▸ REQUIREMENT: Every line below that includes "Choice" counts toward the total. Report that total alone.

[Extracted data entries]
— begin —
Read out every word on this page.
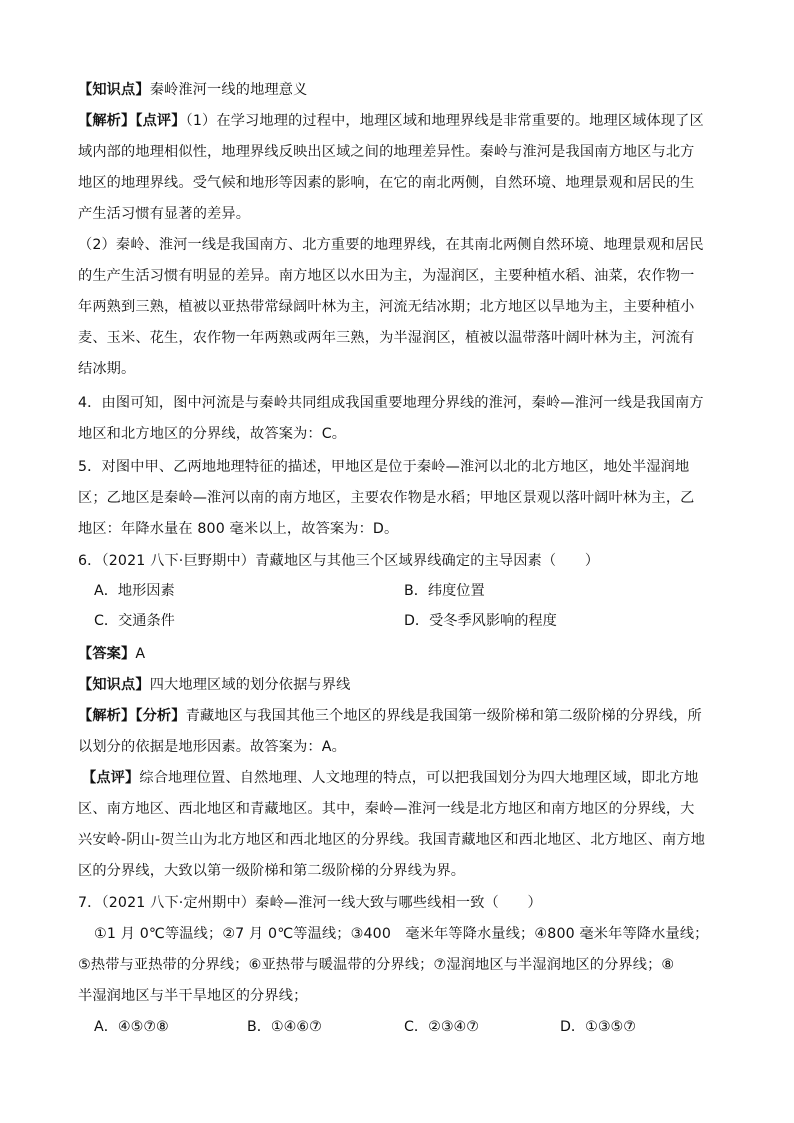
【知识点】秦岭淮河一线的地理意义
【解析】【点评】（1）在学习地理的过程中，地理区域和地理界线是非常重要的。地理区域体现了区
域内部的地理相似性，地理界线反映出区域之间的地理差异性。秦岭与淮河是我国南方地区与北方
地区的地理界线。受气候和地形等因素的影响，在它的南北两侧，自然环境、地理景观和居民的生
产生活习惯有显著的差异。
（2）秦岭、淮河一线是我国南方、北方重要的地理界线，在其南北两侧自然环境、地理景观和居民
的生产生活习惯有明显的差异。南方地区以水田为主，为湿润区，主要种植水稻、油菜，农作物一
年两熟到三熟，植被以亚热带常绿阔叶林为主，河流无结冰期；北方地区以旱地为主，主要种植小
麦、玉米、花生，农作物一年两熟或两年三熟，为半湿润区，植被以温带落叶阔叶林为主，河流有
结冰期。
4．由图可知，图中河流是与秦岭共同组成我国重要地理分界线的淮河，秦岭—淮河一线是我国南方
地区和北方地区的分界线，故答案为：C。
5．对图中甲、乙两地地理特征的描述，甲地区是位于秦岭—淮河以北的北方地区，地处半湿润地
区；乙地区是秦岭—淮河以南的南方地区，主要农作物是水稻；甲地区景观以落叶阔叶林为主，乙
地区：年降水量在 800 毫米以上，故答案为：D。
6．（2021 八下·巨野期中）青藏地区与其他三个区域界线确定的主导因素（　　）
A．地形因素	B．纬度位置
C．交通条件	D．受冬季风影响的程度
【答案】A
【知识点】四大地理区域的划分依据与界线
【解析】【分析】青藏地区与我国其他三个地区的界线是我国第一级阶梯和第二级阶梯的分界线，所
以划分的依据是地形因素。故答案为：A。
【点评】综合地理位置、自然地理、人文地理的特点，可以把我国划分为四大地理区域，即北方地
区、南方地区、西北地区和青藏地区。其中，秦岭—淮河一线是北方地区和南方地区的分界线，大
兴安岭-阴山-贺兰山为北方地区和西北地区的分界线。我国青藏地区和西北地区、北方地区、南方地
区的分界线，大致以第一级阶梯和第二级阶梯的分界线为界。
7．（2021 八下·定州期中）秦岭—淮河一线大致与哪些线相一致（　　）
①1 月 0℃等温线；②7 月 0℃等温线；③400　毫米年等降水量线；④800 毫米年等降水量线；
⑤热带与亚热带的分界线；⑥亚热带与暖温带的分界线；⑦湿润地区与半湿润地区的分界线；⑧
半湿润地区与半干旱地区的分界线；
A．④⑤⑦⑧	B．①④⑥⑦	C．②③④⑦	D．①③⑤⑦
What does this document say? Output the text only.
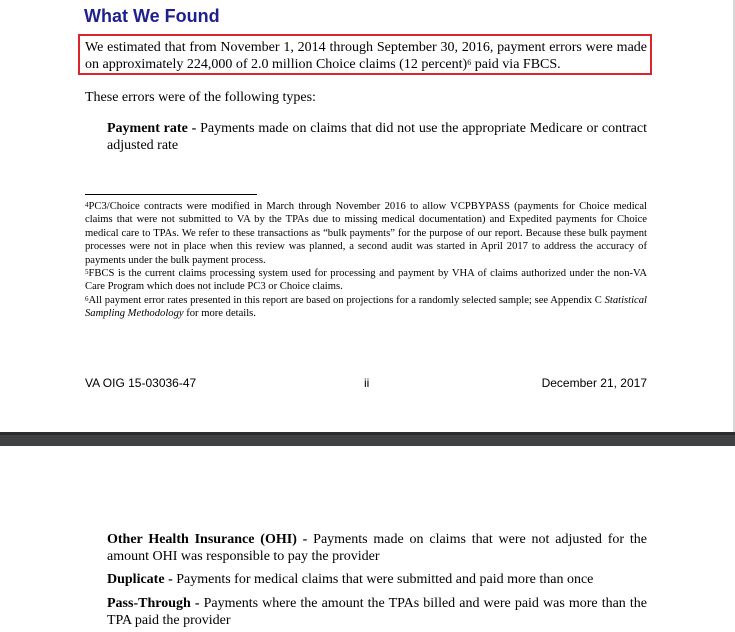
What We Found

We estimated that from November 1, 2014 through September 30, 2016, payment errors were made on approximately 224,000 of 2.0 million Choice claims (12 percent)$^6$ paid via FBCS.

These errors were of the following types:

Payment rate - Payments made on claims that did not use the appropriate Medicare or contract adjusted rate

$^4$PC3/Choice contracts were modified in March through November 2016 to allow VCPBYPASS (payments for Choice medical claims that were not submitted to VA by the TPAs due to missing medical documentation) and Expedited payments for Choice medical care to TPAs. We refer to these transactions as “bulk payments” for the purpose of our report. Because these bulk payment processes were not in place when this review was planned, a second audit was started in April 2017 to address the accuracy of payments under the bulk payment process.

$^5$FBCS is the current claims processing system used for processing and payment by VHA of claims authorized under the non-VA Care Program which does not include PC3 or Choice claims.

$^6$All payment error rates presented in this report are based on projections for a randomly selected sample; see Appendix C Statistical Sampling Methodology for more details.

VA OIG 15-03036-47	ii	December 21, 2017

Other Health Insurance (OHI) - Payments made on claims that were not adjusted for the amount OHI was responsible to pay the provider

Duplicate - Payments for medical claims that were submitted and paid more than once

Pass-Through - Payments where the amount the TPAs billed and were paid was more than the TPA paid the provider
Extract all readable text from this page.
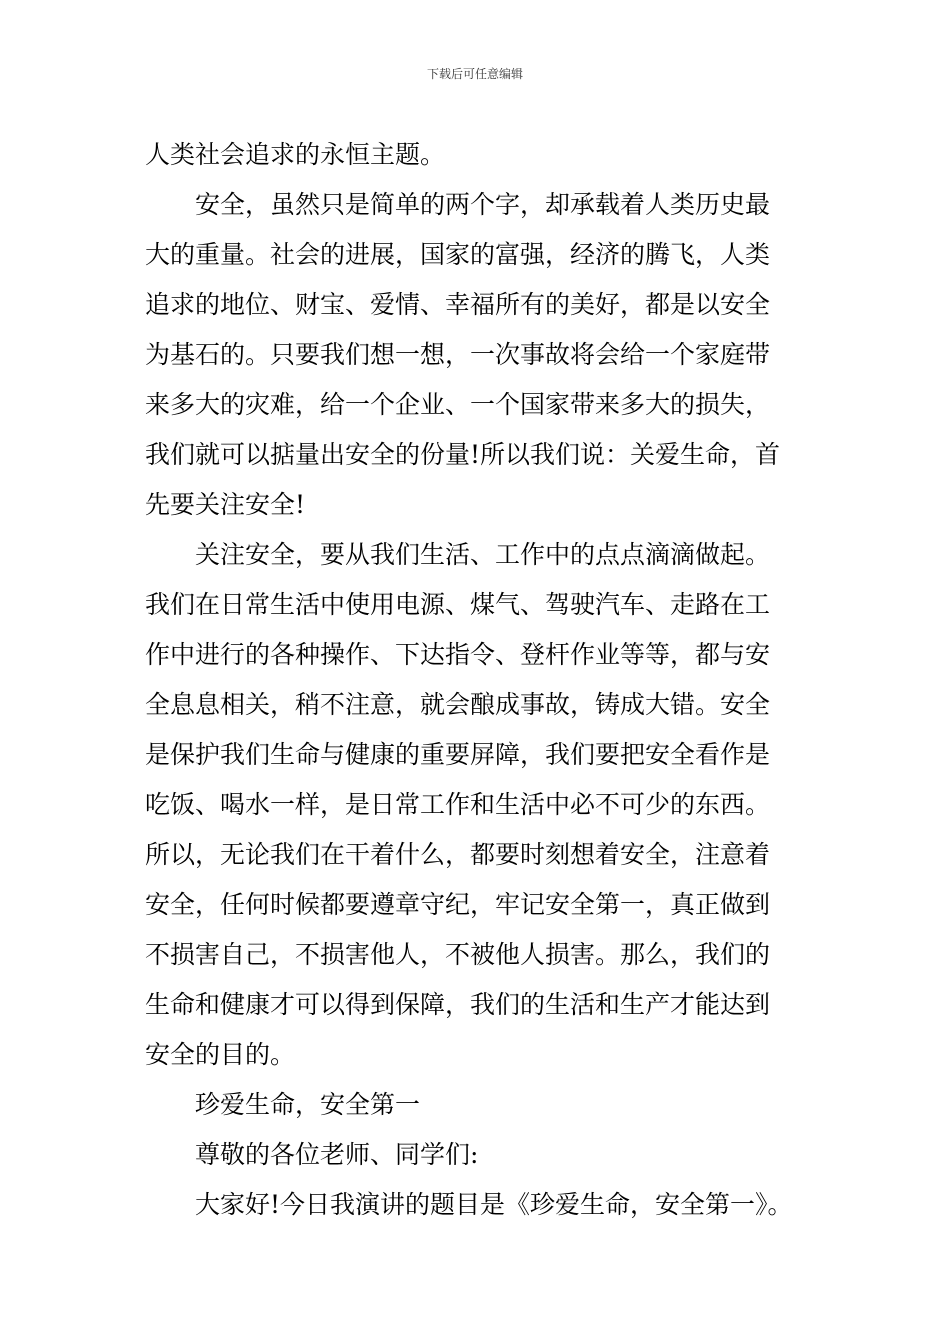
下载后可任意编辑
人类社会追求的永恒主题。
安全，虽然只是简单的两个字，却承载着人类历史最
大的重量。社会的进展，国家的富强，经济的腾飞，人类
追求的地位、财宝、爱情、幸福所有的美好，都是以安全
为基石的。只要我们想一想，一次事故将会给一个家庭带
来多大的灾难，给一个企业、一个国家带来多大的损失，
我们就可以掂量出安全的份量!所以我们说：关爱生命，首
先要关注安全!
关注安全，要从我们生活、工作中的点点滴滴做起。
我们在日常生活中使用电源、煤气、驾驶汽车、走路在工
作中进行的各种操作、下达指令、登杆作业等等，都与安
全息息相关，稍不注意，就会酿成事故，铸成大错。安全
是保护我们生命与健康的重要屏障，我们要把安全看作是
吃饭、喝水一样，是日常工作和生活中必不可少的东西。
所以，无论我们在干着什么，都要时刻想着安全，注意着
安全，任何时候都要遵章守纪，牢记安全第一，真正做到
不损害自己，不损害他人，不被他人损害。那么，我们的
生命和健康才可以得到保障，我们的生活和生产才能达到
安全的目的。
珍爱生命，安全第一
尊敬的各位老师、同学们:
大家好!今日我演讲的题目是《珍爱生命，安全第一》。
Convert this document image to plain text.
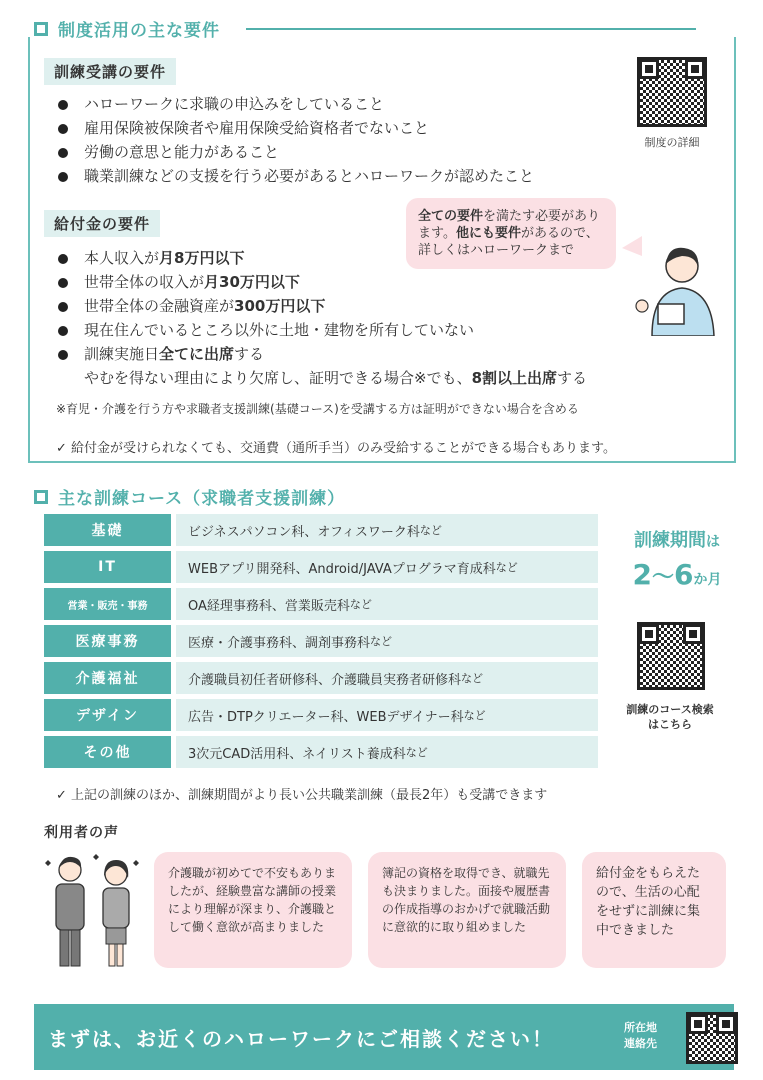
制度活用の主な要件
訓練受講の要件
ハローワークに求職の申込みをしていること
雇用保険被保険者や雇用保険受給資格者でないこと
労働の意思と能力があること
職業訓練などの支援を行う必要があるとハローワークが認めたこと
制度の詳細
給付金の要件
本人収入が月8万円以下
世帯全体の収入が月30万円以下
世帯全体の金融資産が300万円以下
現在住んでいるところ以外に土地・建物を所有していない
訓練実施日全てに出席する
やむを得ない理由により欠席し、証明できる場合※でも、8割以上出席する
全ての要件を満たす必要があります。他にも要件があるので、詳しくはハローワークまで
※育児・介護を行う方や求職者支援訓練(基礎コース)を受講する方は証明ができない場合を含める
✓ 給付金が受けられなくても、交通費（通所手当）のみ受給することができる場合もあります。
主な訓練コース（求職者支援訓練）
基礎	ビジネスパソコン科、オフィスワーク科 など
IT	WEBアプリ開発科、Android/JAVAプログラマ育成科 など
営業・販売・事務	OA経理事務科、営業販売科 など
医療事務	医療・介護事務科、調剤事務科 など
介護福祉	介護職員初任者研修科、介護職員実務者研修科 など
デザイン	広告・DTPクリエーター科、WEBデザイナー科 など
その他	3次元CAD活用科、ネイリスト養成科 など
訓練期間は
2～6か月
訓練のコース検索
はこちら
✓ 上記の訓練のほか、訓練期間がより長い公共職業訓練（最長2年）も受講できます
利用者の声
介護職が初めてで不安もありましたが、経験豊富な講師の授業により理解が深まり、介護職として働く意欲が高まりました
簿記の資格を取得でき、就職先も決まりました。面接や履歴書の作成指導のおかげで就職活動に意欲的に取り組めました
給付金をもらえたので、生活の心配をせずに訓練に集中できました
まずは、お近くのハローワークにご相談ください！	所在地
連絡先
— end —
▸ SOLVED PROBLEM: 3